▶ DATA FOR THIS EXERCISE
◆ ◆ ◆

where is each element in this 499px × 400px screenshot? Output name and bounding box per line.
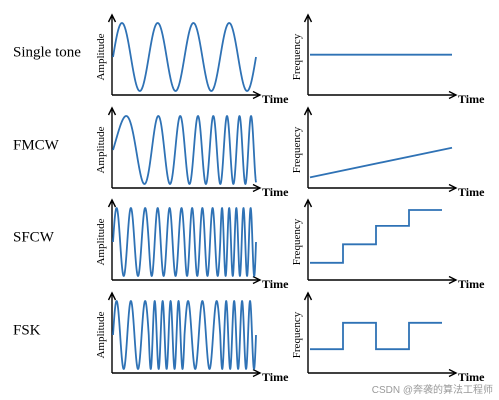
frequency-panel: Frequency Time (291, 291, 485, 384)
frequency-y-arrow (303, 198, 313, 208)
amplitude-y-arrow (107, 291, 117, 301)
frequency-line (310, 321, 442, 351)
time-axis-label: Time (262, 277, 289, 291)
watermark-text: CSDN @奔袭的算法工程师 (371, 385, 493, 396)
waveform-line (112, 115, 257, 185)
amplitude-y-arrow (107, 13, 117, 23)
row-label: Single tone (13, 44, 81, 60)
amplitude-panel: Amplitude Time (95, 291, 289, 384)
time-axis-label: Time (262, 370, 289, 384)
amplitude-axis-label: Amplitude (95, 311, 107, 358)
frequency-axis-label: Frequency (291, 218, 303, 265)
amplitude-panel: Amplitude Time (95, 106, 289, 199)
amplitude-x-arrow (252, 368, 262, 378)
time-axis-label: Time (458, 277, 485, 291)
frequency-panel: Frequency Time (291, 106, 485, 199)
frequency-x-arrow (448, 275, 458, 285)
waveform-line (112, 300, 257, 370)
frequency-x-arrow (448, 368, 458, 378)
frequency-axis-label: Frequency (291, 126, 303, 173)
time-axis-label: Time (262, 92, 289, 106)
frequency-line (310, 209, 442, 264)
time-axis-label: Time (262, 185, 289, 199)
amplitude-axis-label: Amplitude (95, 126, 107, 173)
amplitude-panel: Amplitude Time (95, 198, 289, 291)
frequency-x-arrow (448, 90, 458, 100)
row-label: FMCW (13, 137, 60, 153)
frequency-y-arrow (303, 291, 313, 301)
row-label: FSK (13, 322, 41, 338)
amplitude-y-arrow (107, 106, 117, 116)
waveform-line (112, 22, 257, 92)
time-axis-label: Time (458, 370, 485, 384)
frequency-panel: Frequency Time (291, 198, 485, 291)
amplitude-panel: Amplitude Time (95, 13, 289, 106)
frequency-line (309, 146, 453, 179)
row-label: SFCW (13, 229, 55, 245)
frequency-axis-label: Frequency (291, 33, 303, 80)
frequency-y-arrow (303, 106, 313, 116)
amplitude-x-arrow (252, 90, 262, 100)
frequency-x-arrow (448, 183, 458, 193)
waveform-line (112, 207, 257, 277)
frequency-axis-label: Frequency (291, 311, 303, 358)
time-axis-label: Time (458, 185, 485, 199)
amplitude-axis-label: Amplitude (95, 218, 107, 265)
amplitude-x-arrow (252, 275, 262, 285)
time-axis-label: Time (458, 92, 485, 106)
amplitude-x-arrow (252, 183, 262, 193)
frequency-y-arrow (303, 13, 313, 23)
amplitude-y-arrow (107, 198, 117, 208)
rows-layer: Single tone AmplitudeTimeFrequencyTimeFMC… (13, 13, 485, 384)
frequency-panel: Frequency Time (291, 13, 485, 106)
amplitude-axis-label: Amplitude (95, 33, 107, 80)
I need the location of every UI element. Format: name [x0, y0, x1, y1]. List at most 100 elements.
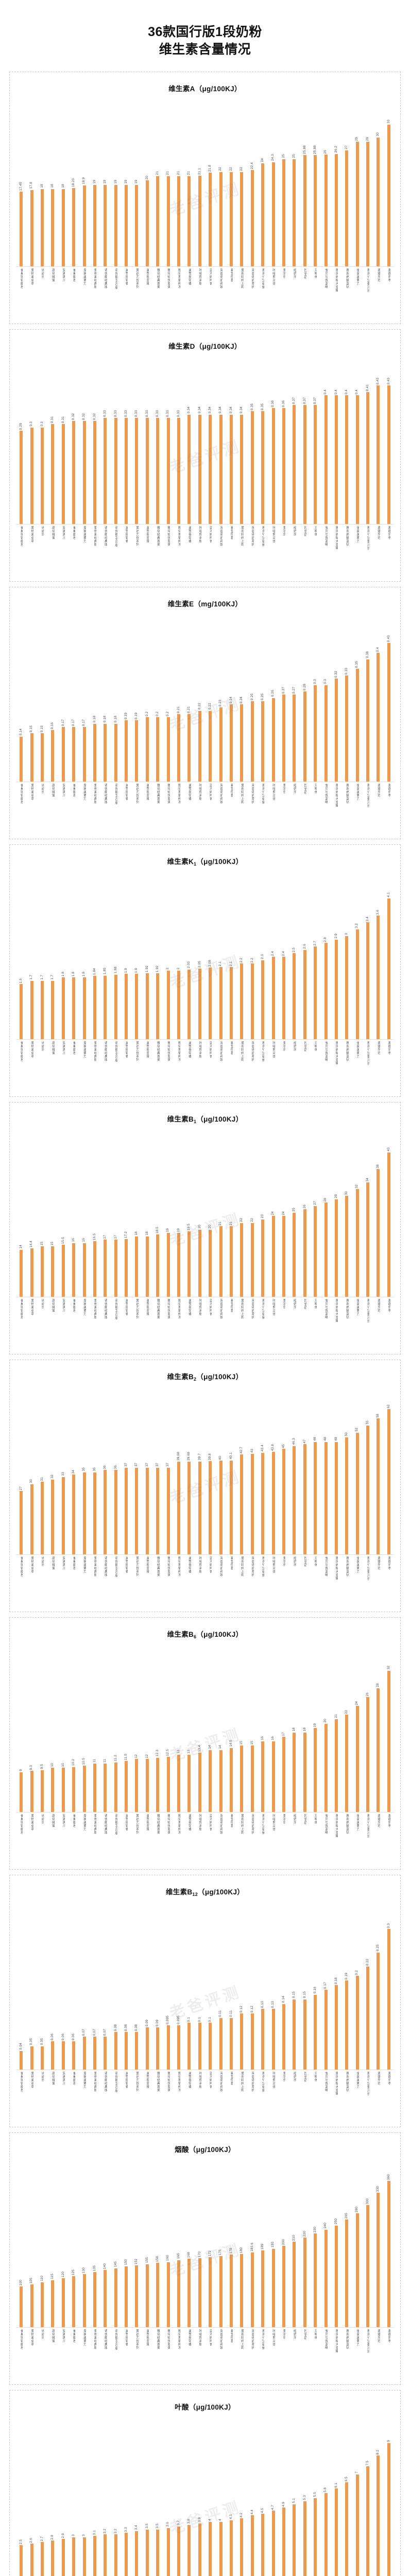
bar-column[interactable]: 220 [300, 2157, 310, 2327]
bar[interactable] [145, 1467, 149, 1554]
bar-column[interactable]: 5.8 [320, 2415, 331, 2576]
bar-column[interactable]: 32 [352, 1127, 363, 1297]
bar[interactable] [145, 717, 149, 782]
bar[interactable] [114, 2032, 117, 2070]
bar[interactable] [366, 1697, 370, 1812]
bar[interactable] [177, 2526, 181, 2576]
bar[interactable] [156, 176, 160, 266]
bar[interactable] [324, 1202, 328, 1297]
bar-column[interactable]: 140 [100, 2157, 110, 2327]
bar[interactable] [93, 1472, 96, 1554]
bar[interactable] [135, 1467, 139, 1554]
bar-column[interactable]: 1.8 [69, 869, 79, 1039]
bar-column[interactable]: 6.1 [331, 2415, 341, 2576]
bar-column[interactable]: 4 [205, 2415, 215, 2576]
bar-column[interactable]: 0.33 [111, 354, 121, 524]
bar-column[interactable]: 0.32 [79, 354, 89, 524]
bar-column[interactable]: 0.37 [310, 354, 320, 524]
bar-column[interactable]: 40.1 [226, 1384, 236, 1554]
bar[interactable] [72, 1767, 76, 1812]
bar-column[interactable]: 3.2 [100, 2415, 110, 2576]
bar-column[interactable]: 0.38 [363, 612, 373, 782]
bar[interactable] [230, 1226, 233, 1297]
bar[interactable] [377, 138, 380, 266]
bar[interactable] [125, 2032, 128, 2070]
bar-column[interactable]: 5.5 [310, 2415, 320, 2576]
bar-column[interactable]: 0.12 [236, 1900, 247, 2070]
bar[interactable] [187, 2259, 191, 2327]
bar-column[interactable]: 0.25 [258, 612, 268, 782]
bar-column[interactable]: 183.6 [247, 2157, 258, 2327]
bar-column[interactable]: 25 [279, 96, 289, 266]
bar-column[interactable]: 43 [384, 1127, 394, 1297]
bar[interactable] [303, 2238, 306, 2327]
bar[interactable] [345, 150, 349, 266]
bar-column[interactable]: 0.41 [363, 354, 373, 524]
bar[interactable] [250, 170, 254, 266]
bar[interactable] [366, 2205, 370, 2327]
bar[interactable] [355, 1976, 359, 2070]
bar[interactable] [166, 970, 170, 1039]
bar[interactable] [209, 1461, 212, 1554]
bar[interactable] [334, 679, 338, 782]
bar-column[interactable]: 300 [363, 2157, 373, 2327]
bar[interactable] [355, 1189, 359, 1297]
bar-column[interactable]: 29 [363, 96, 373, 266]
bar-column[interactable]: 145 [111, 2157, 121, 2327]
bar[interactable] [51, 980, 55, 1039]
bar[interactable] [314, 404, 317, 524]
bar[interactable] [230, 704, 233, 782]
bar[interactable] [166, 417, 170, 524]
bar[interactable] [156, 1467, 160, 1554]
bar[interactable] [30, 1771, 33, 1812]
bar-column[interactable]: 39.68 [174, 1384, 184, 1554]
bar-column[interactable]: 2.8 [47, 2415, 58, 2576]
bar[interactable] [198, 414, 201, 524]
bar-column[interactable]: 152 [131, 2157, 142, 2327]
bar-column[interactable]: 4.7 [268, 2415, 278, 2576]
bar-column[interactable]: 0.17 [69, 612, 79, 782]
bar[interactable] [61, 424, 65, 524]
bar[interactable] [209, 2257, 212, 2327]
bar-column[interactable]: 0.18 [90, 612, 100, 782]
bar[interactable] [355, 1432, 359, 1554]
bar-column[interactable]: 2.08 [205, 869, 215, 1039]
bar[interactable] [104, 723, 107, 782]
bar-column[interactable]: 0.2 [352, 1900, 363, 2070]
bar-column[interactable]: 22 [215, 96, 226, 266]
bar-column[interactable]: 15 [236, 1642, 247, 1812]
bar[interactable] [271, 2248, 275, 2327]
bar[interactable] [293, 694, 296, 782]
bar[interactable] [314, 1728, 317, 1812]
bar-column[interactable]: 0.26 [268, 612, 278, 782]
bar[interactable] [334, 1985, 338, 2070]
bar[interactable] [135, 2032, 139, 2070]
bar-column[interactable]: 30 [341, 1127, 352, 1297]
bar[interactable] [104, 2534, 107, 2576]
bar[interactable] [334, 154, 338, 266]
bar-column[interactable]: 23 [258, 1127, 268, 1297]
bar-column[interactable]: 4.4 [247, 2415, 258, 2576]
bar-column[interactable]: 0.27 [279, 612, 289, 782]
bar-column[interactable]: 0.4 [320, 354, 331, 524]
bar[interactable] [230, 2520, 233, 2576]
bar[interactable] [303, 404, 306, 524]
bar-column[interactable]: 0.33 [174, 354, 184, 524]
bar-column[interactable]: 21 [331, 1642, 341, 1812]
bar-column[interactable]: 115 [47, 2157, 58, 2327]
bar[interactable] [156, 2529, 160, 2576]
bar[interactable] [240, 963, 244, 1039]
bar-column[interactable]: 3.3 [121, 2415, 131, 2576]
bar-column[interactable]: 0.34 [226, 354, 236, 524]
bar-column[interactable]: 39.7 [195, 1384, 205, 1554]
bar[interactable] [177, 1233, 181, 1297]
bar-column[interactable]: 18.5 [152, 1127, 163, 1297]
bar-column[interactable]: 2.9 [331, 869, 341, 1039]
bar-column[interactable]: 17 [100, 1127, 110, 1297]
bar-column[interactable]: 0.22 [195, 612, 205, 782]
bar-column[interactable]: 21 [174, 96, 184, 266]
bar[interactable] [355, 2474, 359, 2576]
bar[interactable] [250, 2515, 254, 2576]
bar-column[interactable]: 0.04 [16, 1900, 26, 2070]
bar[interactable] [125, 1761, 128, 1812]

◆ ◆ ◆

▶ BRIEF
Rewrite the listing from the line with "frequency-panel: Frequency Time (291, 291, 485, 384)" up to and including the line with "time-axis-label: Time (262, 185, 289, 199)", swapping "waveform-line" for "signal-trace" and leaving everything else unchanged. Give only those lines.

▶ EXERCISE SOLUTION
frequency-panel: Frequency Time (291, 291, 485, 384)
frequency-y-arrow (303, 198, 313, 208)
amplitude-y-arrow (107, 291, 117, 301)
frequency-line (310, 321, 442, 351)
time-axis-label: Time (262, 277, 289, 291)
watermark-text: CSDN @奔袭的算法工程师 (371, 385, 493, 396)
signal-trace (112, 115, 257, 185)
amplitude-y-arrow (107, 13, 117, 23)
row-label: Single tone (13, 44, 81, 60)
amplitude-panel: Amplitude Time (95, 291, 289, 384)
time-axis-label: Time (262, 370, 289, 384)
amplitude-axis-label: Amplitude (95, 311, 107, 358)
frequency-axis-label: Frequency (291, 218, 303, 265)
amplitude-panel: Amplitude Time (95, 106, 289, 199)
amplitude-x-arrow (252, 368, 262, 378)
time-axis-label: Time (458, 277, 485, 291)
frequency-panel: Frequency Time (291, 106, 485, 199)
frequency-x-arrow (448, 275, 458, 285)
signal-trace (112, 300, 257, 370)
frequency-x-arrow (448, 368, 458, 378)
frequency-axis-label: Frequency (291, 126, 303, 173)
time-axis-label: Time (262, 92, 289, 106)
frequency-line (310, 209, 442, 264)
time-axis-label: Time (262, 185, 289, 199)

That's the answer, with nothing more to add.